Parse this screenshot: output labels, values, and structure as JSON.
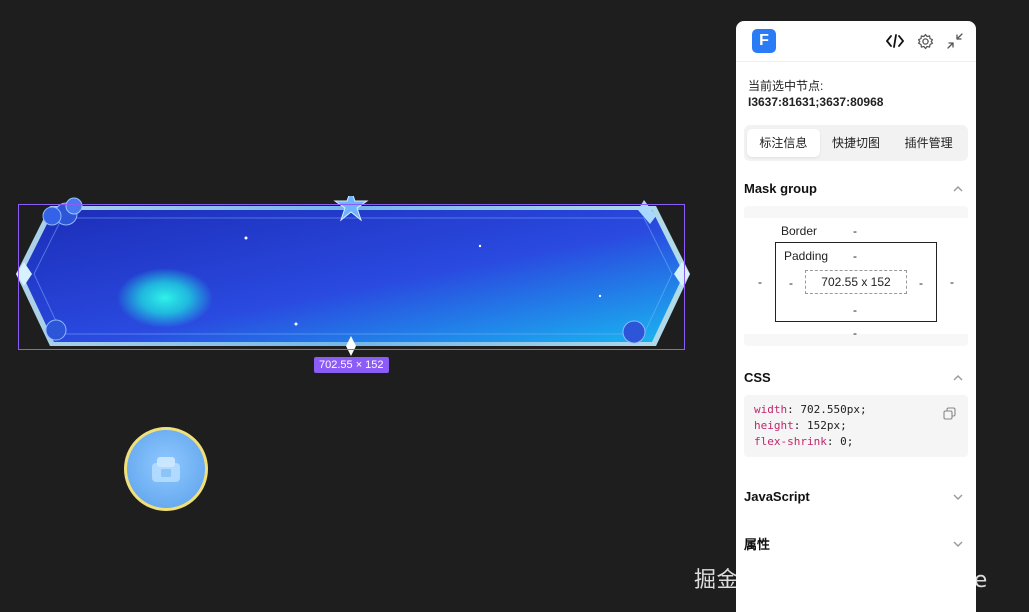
{
  "canvas": {
    "size_tag": "702.55 × 152"
  },
  "panel": {
    "logo_letter": "F",
    "node_label": "当前选中节点:",
    "node_id": "I3637:81631;3637:80968",
    "tabs": [
      {
        "label": "标注信息",
        "active": true
      },
      {
        "label": "快捷切图",
        "active": false
      },
      {
        "label": "插件管理",
        "active": false
      }
    ],
    "sections": {
      "mask_group": "Mask group",
      "css": "CSS",
      "javascript": "JavaScript",
      "attributes": "属性"
    },
    "box_model": {
      "border_label": "Border",
      "padding_label": "Padding",
      "content_size": "702.55 x 152",
      "border_top": "-",
      "padding_top": "-",
      "padding_left": "-",
      "padding_right": "-",
      "padding_bottom": "-",
      "margin_left": "-",
      "margin_right": "-",
      "margin_bottom": "-"
    },
    "css_lines": [
      {
        "prop": "width",
        "value": "702.550px;"
      },
      {
        "prop": "height",
        "value": "152px;"
      },
      {
        "prop": "flex-shrink",
        "value": "0;"
      }
    ]
  },
  "watermark": "掘金技术社区 @ UncleKyrie",
  "colors": {
    "background": "#1e1e1f",
    "selection": "#8b5cf6",
    "accent_blue": "#2a7cf6",
    "css_prop": "#c0266b"
  }
}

» **THE REQUEST**
Transcribe every entry word for word, but omit the pictures.

» **RESULT OF THE TASK**
Parse this screenshot: output labels, values, and structure as JSON.
{
  "canvas": {
    "size_tag": "702.55 × 152"
  },
  "panel": {
    "logo_letter": "F",
    "node_label": "当前选中节点:",
    "node_id": "I3637:81631;3637:80968",
    "tabs": [
      {
        "label": "标注信息",
        "active": true
      },
      {
        "label": "快捷切图",
        "active": false
      },
      {
        "label": "插件管理",
        "active": false
      }
    ],
    "sections": {
      "mask_group": "Mask group",
      "css": "CSS",
      "javascript": "JavaScript",
      "attributes": "属性"
    },
    "box_model": {
      "border_label": "Border",
      "padding_label": "Padding",
      "content_size": "702.55 x 152",
      "border_top": "-",
      "padding_top": "-",
      "padding_left": "-",
      "padding_right": "-",
      "padding_bottom": "-",
      "margin_left": "-",
      "margin_right": "-",
      "margin_bottom": "-"
    },
    "css_lines": [
      {
        "prop": "width",
        "value": "702.550px;"
      },
      {
        "prop": "height",
        "value": "152px;"
      },
      {
        "prop": "flex-shrink",
        "value": "0;"
      }
    ]
  },
  "watermark": "掘金技术社区 @ UncleKyrie",
  "colors": {
    "background": "#1e1e1f",
    "selection": "#8b5cf6",
    "accent_blue": "#2a7cf6",
    "css_prop": "#c0266b"
  }
}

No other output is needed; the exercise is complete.